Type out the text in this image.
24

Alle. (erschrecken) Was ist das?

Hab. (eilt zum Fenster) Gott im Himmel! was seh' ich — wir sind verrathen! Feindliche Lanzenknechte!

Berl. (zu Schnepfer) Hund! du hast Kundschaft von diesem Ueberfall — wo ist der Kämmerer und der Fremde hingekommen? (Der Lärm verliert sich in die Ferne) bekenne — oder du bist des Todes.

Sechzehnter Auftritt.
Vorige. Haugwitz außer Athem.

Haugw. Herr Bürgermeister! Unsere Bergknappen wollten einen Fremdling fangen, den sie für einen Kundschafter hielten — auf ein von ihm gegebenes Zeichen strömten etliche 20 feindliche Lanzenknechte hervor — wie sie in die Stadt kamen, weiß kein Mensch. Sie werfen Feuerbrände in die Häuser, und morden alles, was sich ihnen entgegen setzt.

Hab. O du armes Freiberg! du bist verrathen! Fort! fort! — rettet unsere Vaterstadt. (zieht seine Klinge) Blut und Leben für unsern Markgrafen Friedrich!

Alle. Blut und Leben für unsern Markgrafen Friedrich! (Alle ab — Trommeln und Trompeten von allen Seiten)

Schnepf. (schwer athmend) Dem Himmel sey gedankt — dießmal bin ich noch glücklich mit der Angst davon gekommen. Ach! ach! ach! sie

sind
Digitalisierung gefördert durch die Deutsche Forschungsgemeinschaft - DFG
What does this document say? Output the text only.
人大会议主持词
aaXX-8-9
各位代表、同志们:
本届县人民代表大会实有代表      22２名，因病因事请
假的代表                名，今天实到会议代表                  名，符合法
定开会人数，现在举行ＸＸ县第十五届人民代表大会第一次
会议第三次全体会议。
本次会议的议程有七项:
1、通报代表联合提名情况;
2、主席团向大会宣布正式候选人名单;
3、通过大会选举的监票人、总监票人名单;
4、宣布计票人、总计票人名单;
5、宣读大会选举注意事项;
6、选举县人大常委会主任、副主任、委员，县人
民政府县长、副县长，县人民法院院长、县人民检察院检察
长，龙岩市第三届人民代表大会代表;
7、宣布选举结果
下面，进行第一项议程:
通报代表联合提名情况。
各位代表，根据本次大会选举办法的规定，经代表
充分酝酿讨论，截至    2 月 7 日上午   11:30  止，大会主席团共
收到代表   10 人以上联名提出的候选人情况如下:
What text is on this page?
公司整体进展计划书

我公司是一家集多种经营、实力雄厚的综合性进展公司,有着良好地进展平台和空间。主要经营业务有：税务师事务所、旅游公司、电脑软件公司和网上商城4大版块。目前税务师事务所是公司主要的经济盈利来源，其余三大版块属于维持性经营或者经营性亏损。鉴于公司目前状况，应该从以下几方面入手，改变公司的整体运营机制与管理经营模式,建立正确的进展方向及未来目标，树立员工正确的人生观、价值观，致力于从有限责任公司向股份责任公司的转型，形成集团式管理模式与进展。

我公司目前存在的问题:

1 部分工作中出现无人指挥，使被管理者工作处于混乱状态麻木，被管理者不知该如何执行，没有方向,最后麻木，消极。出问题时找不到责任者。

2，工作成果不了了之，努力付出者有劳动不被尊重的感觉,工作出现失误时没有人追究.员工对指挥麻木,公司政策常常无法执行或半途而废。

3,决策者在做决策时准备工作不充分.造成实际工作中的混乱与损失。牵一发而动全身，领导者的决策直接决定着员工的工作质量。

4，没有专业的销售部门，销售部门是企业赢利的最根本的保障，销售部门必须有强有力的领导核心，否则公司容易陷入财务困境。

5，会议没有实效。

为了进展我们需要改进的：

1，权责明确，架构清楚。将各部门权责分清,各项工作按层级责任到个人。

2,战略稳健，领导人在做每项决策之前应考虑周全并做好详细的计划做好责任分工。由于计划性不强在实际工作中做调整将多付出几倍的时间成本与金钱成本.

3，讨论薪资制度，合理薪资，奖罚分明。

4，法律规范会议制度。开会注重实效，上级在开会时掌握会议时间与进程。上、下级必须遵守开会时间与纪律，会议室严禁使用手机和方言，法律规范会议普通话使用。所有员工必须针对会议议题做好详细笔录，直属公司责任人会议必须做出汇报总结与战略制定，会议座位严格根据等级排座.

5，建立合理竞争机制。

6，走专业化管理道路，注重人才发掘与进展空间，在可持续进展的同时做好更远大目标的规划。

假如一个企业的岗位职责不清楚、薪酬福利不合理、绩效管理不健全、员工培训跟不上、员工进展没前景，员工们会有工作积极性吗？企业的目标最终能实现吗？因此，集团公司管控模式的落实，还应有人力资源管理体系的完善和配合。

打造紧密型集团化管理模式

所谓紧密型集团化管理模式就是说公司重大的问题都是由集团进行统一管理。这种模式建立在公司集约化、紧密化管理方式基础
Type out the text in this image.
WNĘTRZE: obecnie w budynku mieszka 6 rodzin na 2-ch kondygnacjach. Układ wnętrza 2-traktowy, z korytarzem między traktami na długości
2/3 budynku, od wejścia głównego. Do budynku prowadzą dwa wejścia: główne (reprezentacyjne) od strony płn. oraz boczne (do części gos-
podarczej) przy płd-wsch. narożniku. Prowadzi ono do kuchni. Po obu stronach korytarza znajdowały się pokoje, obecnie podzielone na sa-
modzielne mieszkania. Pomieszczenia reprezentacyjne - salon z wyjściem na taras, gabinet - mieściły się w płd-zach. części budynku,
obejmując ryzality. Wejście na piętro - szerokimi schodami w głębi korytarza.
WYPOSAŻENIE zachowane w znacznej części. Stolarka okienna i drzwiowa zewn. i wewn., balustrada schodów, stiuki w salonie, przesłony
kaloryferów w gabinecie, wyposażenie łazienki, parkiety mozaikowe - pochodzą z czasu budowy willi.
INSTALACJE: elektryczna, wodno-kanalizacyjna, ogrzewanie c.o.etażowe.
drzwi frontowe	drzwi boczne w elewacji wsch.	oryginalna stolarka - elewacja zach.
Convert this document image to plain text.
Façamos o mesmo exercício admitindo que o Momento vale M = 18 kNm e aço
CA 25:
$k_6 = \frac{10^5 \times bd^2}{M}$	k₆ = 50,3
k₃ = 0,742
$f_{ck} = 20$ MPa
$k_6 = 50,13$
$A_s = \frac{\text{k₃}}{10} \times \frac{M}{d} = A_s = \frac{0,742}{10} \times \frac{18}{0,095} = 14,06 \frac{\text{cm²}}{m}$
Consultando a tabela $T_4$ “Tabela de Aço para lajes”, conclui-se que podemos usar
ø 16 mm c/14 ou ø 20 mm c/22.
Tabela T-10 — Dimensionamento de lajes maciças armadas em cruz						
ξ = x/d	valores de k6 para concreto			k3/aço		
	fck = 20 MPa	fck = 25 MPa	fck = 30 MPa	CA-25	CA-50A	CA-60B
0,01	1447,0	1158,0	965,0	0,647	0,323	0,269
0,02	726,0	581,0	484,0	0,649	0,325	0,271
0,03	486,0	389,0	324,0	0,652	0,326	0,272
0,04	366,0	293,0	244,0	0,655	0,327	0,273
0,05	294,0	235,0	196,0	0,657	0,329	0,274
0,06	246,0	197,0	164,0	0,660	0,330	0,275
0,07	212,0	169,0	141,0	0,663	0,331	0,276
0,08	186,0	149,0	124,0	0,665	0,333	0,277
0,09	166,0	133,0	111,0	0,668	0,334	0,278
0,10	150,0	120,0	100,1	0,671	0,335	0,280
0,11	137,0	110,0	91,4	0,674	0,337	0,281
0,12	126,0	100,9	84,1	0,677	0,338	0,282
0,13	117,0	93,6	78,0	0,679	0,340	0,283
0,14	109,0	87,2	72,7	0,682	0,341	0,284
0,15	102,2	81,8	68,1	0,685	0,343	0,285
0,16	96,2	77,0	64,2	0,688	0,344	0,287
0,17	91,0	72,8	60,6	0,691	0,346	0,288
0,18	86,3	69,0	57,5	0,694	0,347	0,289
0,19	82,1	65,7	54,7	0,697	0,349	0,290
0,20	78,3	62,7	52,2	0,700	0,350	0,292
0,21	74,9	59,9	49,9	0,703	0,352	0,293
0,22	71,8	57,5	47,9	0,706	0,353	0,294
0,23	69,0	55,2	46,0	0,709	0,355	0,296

========

## [Given exercise]
The answer is a single number: how many lines include the word "obecnie"?

## [Solution to the exercise]
2